Write the data out again, character for character, with no images.
** Start **
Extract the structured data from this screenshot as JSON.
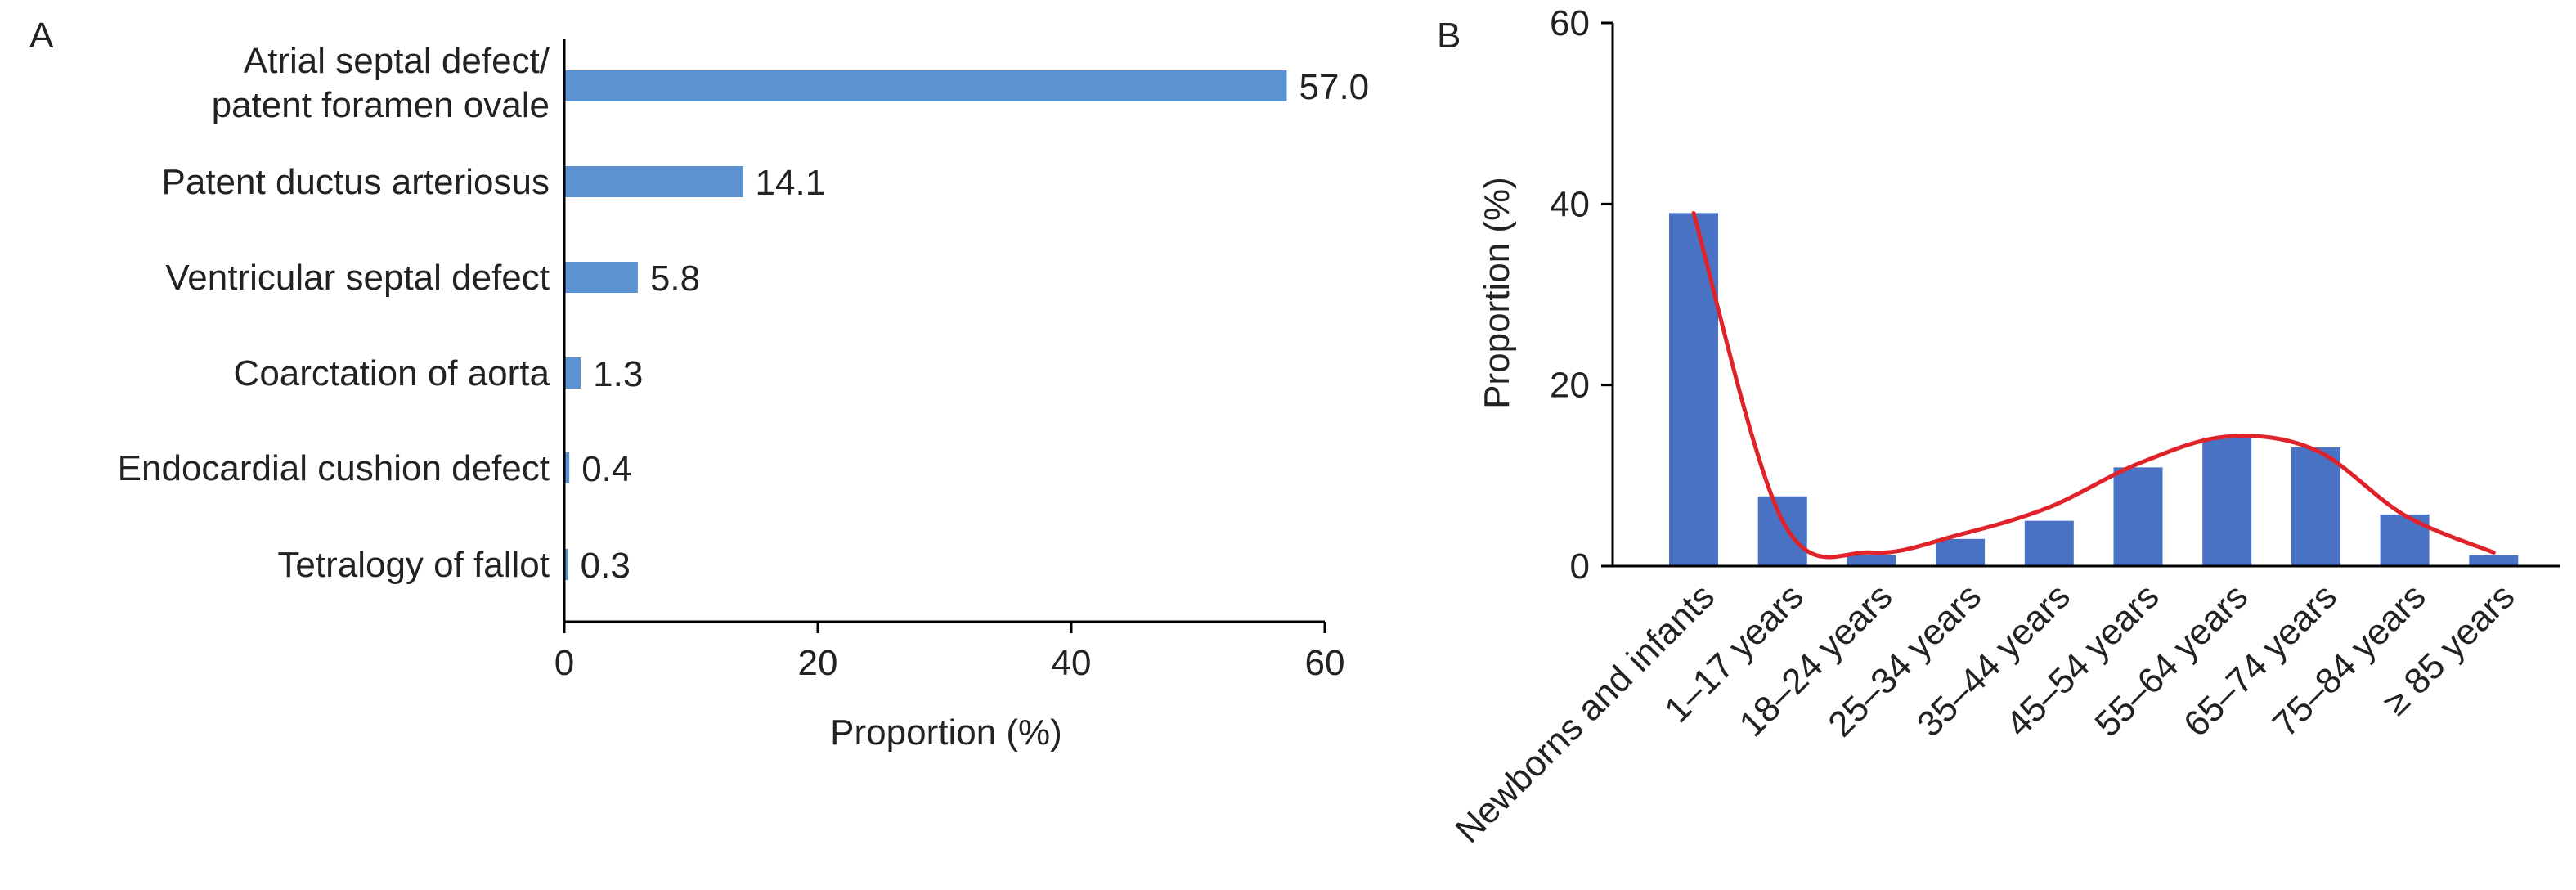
{
  "chart_data": [
    {
      "type": "bar",
      "orientation": "horizontal",
      "panel_label": "A",
      "categories": [
        [
          "Atrial septal defect/",
          "patent foramen ovale"
        ],
        [
          "Patent ductus arteriosus"
        ],
        [
          "Ventricular septal defect"
        ],
        [
          "Coarctation of aorta"
        ],
        [
          "Endocardial cushion defect"
        ],
        [
          "Tetralogy of fallot"
        ]
      ],
      "values": [
        57.0,
        14.1,
        5.8,
        1.3,
        0.4,
        0.3
      ],
      "value_labels": [
        "57.0",
        "14.1",
        "5.8",
        "1.3",
        "0.4",
        "0.3"
      ],
      "xlabel": "Proportion (%)",
      "xlim": [
        0,
        60
      ],
      "xticks": [
        0,
        20,
        40,
        60
      ],
      "grid": false,
      "colors": {
        "bar": "#5b93d2"
      }
    },
    {
      "type": "bar",
      "overlay": "smoothed line",
      "panel_label": "B",
      "categories": [
        "Newborns and infants",
        "1–17 years",
        "18–24 years",
        "25–34 years",
        "35–44 years",
        "45–54 years",
        "55–64 years",
        "65–74 years",
        "75–84 years",
        "≥ 85 years"
      ],
      "values": [
        39.0,
        7.7,
        1.2,
        3.0,
        5.0,
        10.9,
        14.2,
        13.1,
        5.7,
        1.2
      ],
      "line_values": [
        39.0,
        5.0,
        1.5,
        3.5,
        6.5,
        11.3,
        14.3,
        12.8,
        5.6,
        1.5
      ],
      "ylabel": "Proportion (%)",
      "ylim": [
        0,
        60
      ],
      "yticks": [
        0,
        20,
        40,
        60
      ],
      "grid": false,
      "colors": {
        "bar": "#4a72c4",
        "line": "#e0232a"
      }
    }
  ]
}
** End **
> _ANSWER IN FULL_:
Extract the structured data from this screenshot as JSON.
{
  "chart_data": [
    {
      "type": "bar",
      "orientation": "horizontal",
      "panel_label": "A",
      "categories": [
        [
          "Atrial septal defect/",
          "patent foramen ovale"
        ],
        [
          "Patent ductus arteriosus"
        ],
        [
          "Ventricular septal defect"
        ],
        [
          "Coarctation of aorta"
        ],
        [
          "Endocardial cushion defect"
        ],
        [
          "Tetralogy of fallot"
        ]
      ],
      "values": [
        57.0,
        14.1,
        5.8,
        1.3,
        0.4,
        0.3
      ],
      "value_labels": [
        "57.0",
        "14.1",
        "5.8",
        "1.3",
        "0.4",
        "0.3"
      ],
      "xlabel": "Proportion (%)",
      "xlim": [
        0,
        60
      ],
      "xticks": [
        0,
        20,
        40,
        60
      ],
      "grid": false,
      "colors": {
        "bar": "#5b93d2"
      }
    },
    {
      "type": "bar",
      "overlay": "smoothed line",
      "panel_label": "B",
      "categories": [
        "Newborns and infants",
        "1–17 years",
        "18–24 years",
        "25–34 years",
        "35–44 years",
        "45–54 years",
        "55–64 years",
        "65–74 years",
        "75–84 years",
        "≥ 85 years"
      ],
      "values": [
        39.0,
        7.7,
        1.2,
        3.0,
        5.0,
        10.9,
        14.2,
        13.1,
        5.7,
        1.2
      ],
      "line_values": [
        39.0,
        5.0,
        1.5,
        3.5,
        6.5,
        11.3,
        14.3,
        12.8,
        5.6,
        1.5
      ],
      "ylabel": "Proportion (%)",
      "ylim": [
        0,
        60
      ],
      "yticks": [
        0,
        20,
        40,
        60
      ],
      "grid": false,
      "colors": {
        "bar": "#4a72c4",
        "line": "#e0232a"
      }
    }
  ]
}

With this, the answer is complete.